[Begin]

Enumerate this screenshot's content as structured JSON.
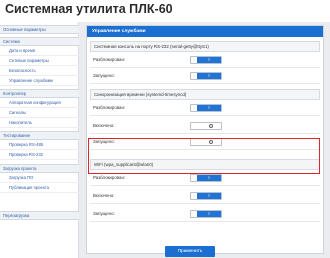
{
  "header": {
    "title": "Системная утилита ПЛК-60"
  },
  "sidebar": {
    "groups": [
      {
        "label": "Основные параметры"
      },
      {
        "label": "Система",
        "items": [
          "Дата и время",
          "Сетевые параметры",
          "Безопасность",
          "Управление службами"
        ]
      },
      {
        "label": "Контроллер",
        "items": [
          "Аппаратная конфигурация",
          "Сигналы",
          "Накопитель"
        ]
      },
      {
        "label": "Тестирование",
        "items": [
          "Проверка RS-485",
          "Проверка RS-232"
        ]
      },
      {
        "label": "Загрузка проекта",
        "items": [
          "Загрузка ПО",
          "Публикация проекта"
        ]
      },
      {
        "label": "Перезагрузка"
      }
    ]
  },
  "panel": {
    "title": "Управление службами",
    "sections": [
      {
        "title": "Системная консоль на порту RS-232 (serial-getty@ttyS1)",
        "rows": [
          {
            "label": "Разблокирован:",
            "state": "on"
          },
          {
            "label": "Запущено:",
            "state": "on"
          }
        ]
      },
      {
        "title": "Синхронизация времени (systemd-timesyncd)",
        "rows": [
          {
            "label": "Разблокирован:",
            "state": "on"
          },
          {
            "label": "Включено:",
            "state": "off"
          },
          {
            "label": "Запущено:",
            "state": "off"
          }
        ]
      },
      {
        "title": "WiFi (wpa_supplicant@wlan0)",
        "rows": [
          {
            "label": "Разблокирован:",
            "state": "on"
          },
          {
            "label": "Включено:",
            "state": "on"
          },
          {
            "label": "Запущено:",
            "state": "on"
          }
        ]
      }
    ],
    "toggle_on_glyph": "I",
    "apply_label": "Применить"
  },
  "colors": {
    "accent": "#1a6fd1",
    "highlight": "#e0242f"
  }
}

[End]

**Written task:** Copy each line of the listing that includes "title".

**Exercise result:**
    "title": "Системная утилита ПЛК-60"
    "title": "Управление службами",
        "title": "Системная консоль на порту RS-232 (serial-getty@ttyS1)",
        "title": "Синхронизация времени (systemd-timesyncd)",
        "title": "WiFi (wpa_supplicant@wlan0)",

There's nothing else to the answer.